# Excerpted data:
☆ ☆ ☆ ☆ ☆

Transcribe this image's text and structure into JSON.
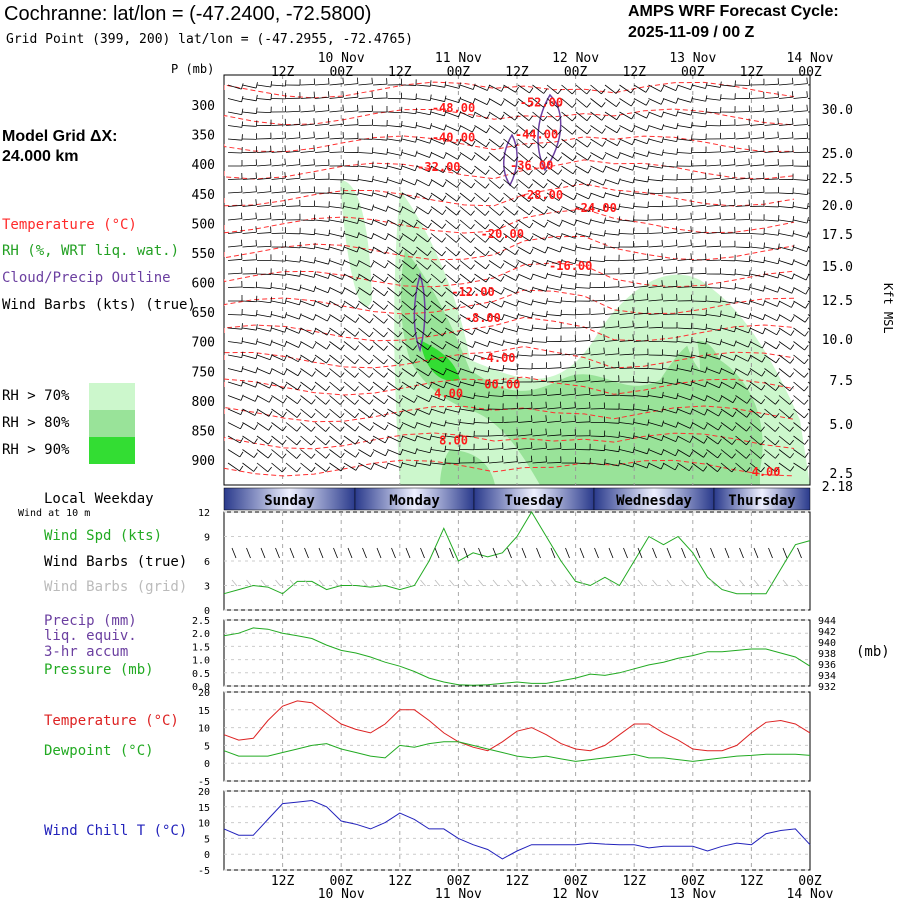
{
  "header": {
    "title": "Cochranne:  lat/lon = (-47.2400, -72.5800)",
    "grid_point": "Grid Point (399, 200) lat/lon = (-47.2955, -72.4765)",
    "cycle_line1": "AMPS WRF Forecast Cycle:",
    "cycle_line2": "2025-11-09 / 00  Z"
  },
  "model_grid": {
    "line1": "Model Grid ΔX:",
    "line2": " 24.000 km"
  },
  "legend_upper": [
    {
      "text": "Temperature (°C)",
      "color": "#ff2a2a"
    },
    {
      "text": "RH (%, WRT liq. wat.)",
      "color": "#22a022"
    },
    {
      "text": "Cloud/Precip Outline",
      "color": "#6b3fa0"
    },
    {
      "text": "Wind Barbs (kts) (true)",
      "color": "#000000"
    }
  ],
  "rh_legend": [
    {
      "label": "RH > 70%",
      "color": "#ccf7cc"
    },
    {
      "label": "RH > 80%",
      "color": "#99e399"
    },
    {
      "label": "RH > 90%",
      "color": "#33dd33"
    }
  ],
  "time_axis": {
    "top_time_labels": [
      "12Z",
      "00Z",
      "12Z",
      "00Z",
      "12Z",
      "00Z",
      "12Z",
      "00Z",
      "12Z",
      "00Z"
    ],
    "top_date_labels": [
      "10 Nov",
      "11 Nov",
      "12 Nov",
      "13 Nov",
      "14 Nov"
    ],
    "p_label": "P (mb)",
    "kft_label": "Kft MSL"
  },
  "weekday_bar": {
    "label": "Local Weekday",
    "sublabel": "Wind at 10 m",
    "days": [
      "Sunday",
      "Monday",
      "Tuesday",
      "Wednesday",
      "Thursday"
    ]
  },
  "panel_labels": {
    "wind": [
      {
        "text": "Wind Spd (kts)",
        "color": "#22aa22"
      },
      {
        "text": "Wind Barbs (true)",
        "color": "#000000"
      },
      {
        "text": "Wind Barbs (grid)",
        "color": "#bbbbbb"
      }
    ],
    "precip": [
      {
        "text": "Precip (mm)",
        "color": "#6b3fa0"
      },
      {
        "text": "liq. equiv.",
        "color": "#6b3fa0"
      },
      {
        "text": "3-hr accum",
        "color": "#6b3fa0"
      },
      {
        "text": "Pressure (mb)",
        "color": "#22aa22"
      }
    ],
    "pressure_unit": "(mb)",
    "temp": [
      {
        "text": "Temperature (°C)",
        "color": "#dd2222"
      },
      {
        "text": "Dewpoint (°C)",
        "color": "#22aa22"
      }
    ],
    "chill": [
      {
        "text": "Wind Chill T (°C)",
        "color": "#2222bb"
      }
    ]
  },
  "chart_data": [
    {
      "type": "heatmap",
      "name": "cross-section",
      "x_ticks": [
        "12Z",
        "00Z",
        "12Z",
        "00Z",
        "12Z",
        "00Z",
        "12Z",
        "00Z",
        "12Z",
        "00Z"
      ],
      "y_pressure_ticks": [
        300,
        350,
        400,
        450,
        500,
        550,
        600,
        650,
        700,
        750,
        800,
        850,
        900
      ],
      "y_kft_ticks": [
        "30.0",
        "25.0",
        "22.5",
        "20.0",
        "17.5",
        "15.0",
        "12.5",
        "10.0",
        "7.5",
        "5.0",
        "2.5",
        "2.18"
      ],
      "temperature_contour_labels": [
        {
          "text": "-48.00",
          "time_h": 47,
          "p": 305
        },
        {
          "text": "-52.00",
          "time_h": 65,
          "p": 296
        },
        {
          "text": "-40.00",
          "time_h": 47,
          "p": 355
        },
        {
          "text": "-44.00",
          "time_h": 64,
          "p": 350
        },
        {
          "text": "-32.00",
          "time_h": 44,
          "p": 405
        },
        {
          "text": "-36.00",
          "time_h": 63,
          "p": 402
        },
        {
          "text": "-28.00",
          "time_h": 65,
          "p": 452
        },
        {
          "text": "-24.00",
          "time_h": 76,
          "p": 474
        },
        {
          "text": "-20.00",
          "time_h": 57,
          "p": 518
        },
        {
          "text": "-16.00",
          "time_h": 71,
          "p": 572
        },
        {
          "text": "-12.00",
          "time_h": 51,
          "p": 616
        },
        {
          "text": "-8.00",
          "time_h": 53,
          "p": 660
        },
        {
          "text": "-4.00",
          "time_h": 56,
          "p": 728
        },
        {
          "text": "00.00",
          "time_h": 57,
          "p": 772
        },
        {
          "text": "4.00",
          "time_h": 46,
          "p": 788
        },
        {
          "text": "8.00",
          "time_h": 47,
          "p": 867
        },
        {
          "text": "4.00",
          "time_h": 111,
          "p": 920
        }
      ],
      "legend": [
        "Temperature (°C)",
        "RH (%, WRT liq. wat.)",
        "Cloud/Precip Outline",
        "Wind Barbs (kts) (true)"
      ]
    },
    {
      "type": "line",
      "name": "wind-speed",
      "x_hours": [
        0,
        3,
        6,
        9,
        12,
        15,
        18,
        21,
        24,
        27,
        30,
        33,
        36,
        39,
        42,
        45,
        48,
        51,
        54,
        57,
        60,
        63,
        66,
        69,
        72,
        75,
        78,
        81,
        84,
        87,
        90,
        93,
        96,
        99,
        102,
        105,
        108,
        111,
        114,
        117,
        120
      ],
      "ylim": [
        0,
        12
      ],
      "yticks": [
        0,
        3,
        6,
        9,
        12
      ],
      "series": [
        {
          "name": "Wind Spd (kts)",
          "color": "#22aa22",
          "values": [
            2,
            2.5,
            3,
            2.8,
            2,
            3.5,
            3.5,
            2.5,
            3,
            3,
            2.8,
            3,
            2.5,
            3,
            6,
            10,
            6,
            7,
            6.5,
            7,
            9,
            12,
            9,
            6,
            3.5,
            3,
            4,
            3,
            6,
            9,
            8,
            9,
            7,
            4,
            2.5,
            2,
            2,
            2,
            5,
            8,
            8.5
          ]
        }
      ]
    },
    {
      "type": "line",
      "name": "precip-pressure",
      "x_hours": [
        0,
        3,
        6,
        9,
        12,
        15,
        18,
        21,
        24,
        27,
        30,
        33,
        36,
        39,
        42,
        45,
        48,
        51,
        54,
        57,
        60,
        63,
        66,
        69,
        72,
        75,
        78,
        81,
        84,
        87,
        90,
        93,
        96,
        99,
        102,
        105,
        108,
        111,
        114,
        117,
        120
      ],
      "ylim": [
        0,
        2.5
      ],
      "yticks": [
        "0.0",
        "0.5",
        "1.0",
        "1.5",
        "2.0",
        "2.5"
      ],
      "y2ticks": [
        "932",
        "934",
        "936",
        "938",
        "940",
        "942",
        "944"
      ],
      "series": [
        {
          "name": "Pressure (mb)",
          "color": "#22aa22",
          "values": [
            1.9,
            2.0,
            2.2,
            2.15,
            2.0,
            1.9,
            1.8,
            1.55,
            1.35,
            1.25,
            1.1,
            0.9,
            0.75,
            0.55,
            0.3,
            0.15,
            0.05,
            0.03,
            0.05,
            0.1,
            0.15,
            0.1,
            0.1,
            0.2,
            0.3,
            0.45,
            0.4,
            0.5,
            0.65,
            0.8,
            0.9,
            1.05,
            1.15,
            1.3,
            1.3,
            1.35,
            1.4,
            1.4,
            1.25,
            1.1,
            0.75
          ]
        }
      ]
    },
    {
      "type": "line",
      "name": "temperature-dewpoint",
      "x_hours": [
        0,
        3,
        6,
        9,
        12,
        15,
        18,
        21,
        24,
        27,
        30,
        33,
        36,
        39,
        42,
        45,
        48,
        51,
        54,
        57,
        60,
        63,
        66,
        69,
        72,
        75,
        78,
        81,
        84,
        87,
        90,
        93,
        96,
        99,
        102,
        105,
        108,
        111,
        114,
        117,
        120
      ],
      "ylim": [
        -5,
        20
      ],
      "yticks": [
        -5,
        0,
        5,
        10,
        15,
        20
      ],
      "series": [
        {
          "name": "Temperature (°C)",
          "color": "#dd2222",
          "values": [
            8,
            6.5,
            7,
            12,
            16,
            17.5,
            17,
            14,
            11,
            9.5,
            8.5,
            11,
            15,
            15,
            12,
            8.5,
            6,
            4.5,
            3.5,
            6,
            9,
            10,
            8,
            5.5,
            4,
            3.5,
            5,
            8,
            11,
            11,
            8.5,
            6.5,
            4,
            3.5,
            3.5,
            5,
            8.5,
            11.5,
            12,
            11,
            8.5
          ]
        },
        {
          "name": "Dewpoint (°C)",
          "color": "#22aa22",
          "values": [
            3.5,
            2,
            2,
            2,
            3,
            4,
            5,
            5.5,
            4,
            3,
            2,
            1.5,
            5,
            4.5,
            5.5,
            6,
            6,
            5,
            4,
            3,
            2,
            1.5,
            2,
            1.2,
            0.5,
            1,
            1.5,
            2,
            2.5,
            1.5,
            1.5,
            1,
            0.5,
            1,
            1.5,
            2,
            2.2,
            2.5,
            2.5,
            2.5,
            2.2
          ]
        }
      ]
    },
    {
      "type": "line",
      "name": "wind-chill",
      "x_hours": [
        0,
        3,
        6,
        9,
        12,
        15,
        18,
        21,
        24,
        27,
        30,
        33,
        36,
        39,
        42,
        45,
        48,
        51,
        54,
        57,
        60,
        63,
        66,
        69,
        72,
        75,
        78,
        81,
        84,
        87,
        90,
        93,
        96,
        99,
        102,
        105,
        108,
        111,
        114,
        117,
        120
      ],
      "ylim": [
        -5,
        20
      ],
      "yticks": [
        -5,
        0,
        5,
        10,
        15,
        20
      ],
      "series": [
        {
          "name": "Wind Chill T (°C)",
          "color": "#2222bb",
          "values": [
            8,
            6,
            6,
            11,
            16,
            16.5,
            17,
            15,
            10.5,
            9.5,
            8,
            10,
            13,
            11,
            8,
            8,
            5,
            3,
            1.5,
            -1.5,
            1,
            3,
            3,
            3,
            3,
            3.5,
            3.2,
            3,
            3,
            2,
            2.5,
            2.5,
            2.5,
            1,
            2.5,
            3.5,
            3,
            6.5,
            7.5,
            8,
            3
          ]
        }
      ]
    }
  ]
}
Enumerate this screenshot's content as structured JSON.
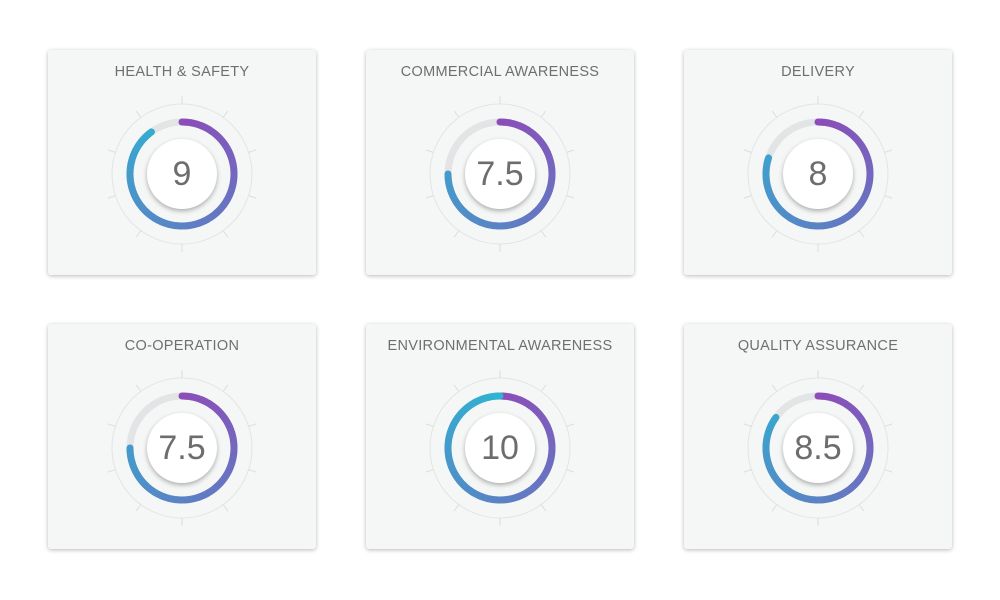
{
  "scale_max": 10,
  "colors": {
    "start": "#8c4db8",
    "middle": "#5a82c5",
    "end": "#2db4d2",
    "track": "#e2e4e5",
    "card_bg": "#f5f6f6"
  },
  "cards": [
    {
      "title": "HEALTH & SAFETY",
      "value": "9"
    },
    {
      "title": "COMMERCIAL AWARENESS",
      "value": "7.5"
    },
    {
      "title": "DELIVERY",
      "value": "8"
    },
    {
      "title": "CO-OPERATION",
      "value": "7.5"
    },
    {
      "title": "ENVIRONMENTAL AWARENESS",
      "value": "10"
    },
    {
      "title": "QUALITY ASSURANCE",
      "value": "8.5"
    }
  ]
}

☆ ☆ ☆ ☆ ☆

# Goal:
Set down exactly and only the lines from the line that contains "Enumerate this screenshot's" through the last line of the entries above, with both of those lines included and the pictures left out.

# Solution to this exercise:
Enumerate this screenshot's content as structured JSON.
{
  "scale_max": 10,
  "colors": {
    "start": "#8c4db8",
    "middle": "#5a82c5",
    "end": "#2db4d2",
    "track": "#e2e4e5",
    "card_bg": "#f5f6f6"
  },
  "cards": [
    {
      "title": "HEALTH & SAFETY",
      "value": "9"
    },
    {
      "title": "COMMERCIAL AWARENESS",
      "value": "7.5"
    },
    {
      "title": "DELIVERY",
      "value": "8"
    },
    {
      "title": "CO-OPERATION",
      "value": "7.5"
    },
    {
      "title": "ENVIRONMENTAL AWARENESS",
      "value": "10"
    },
    {
      "title": "QUALITY ASSURANCE",
      "value": "8.5"
    }
  ]
}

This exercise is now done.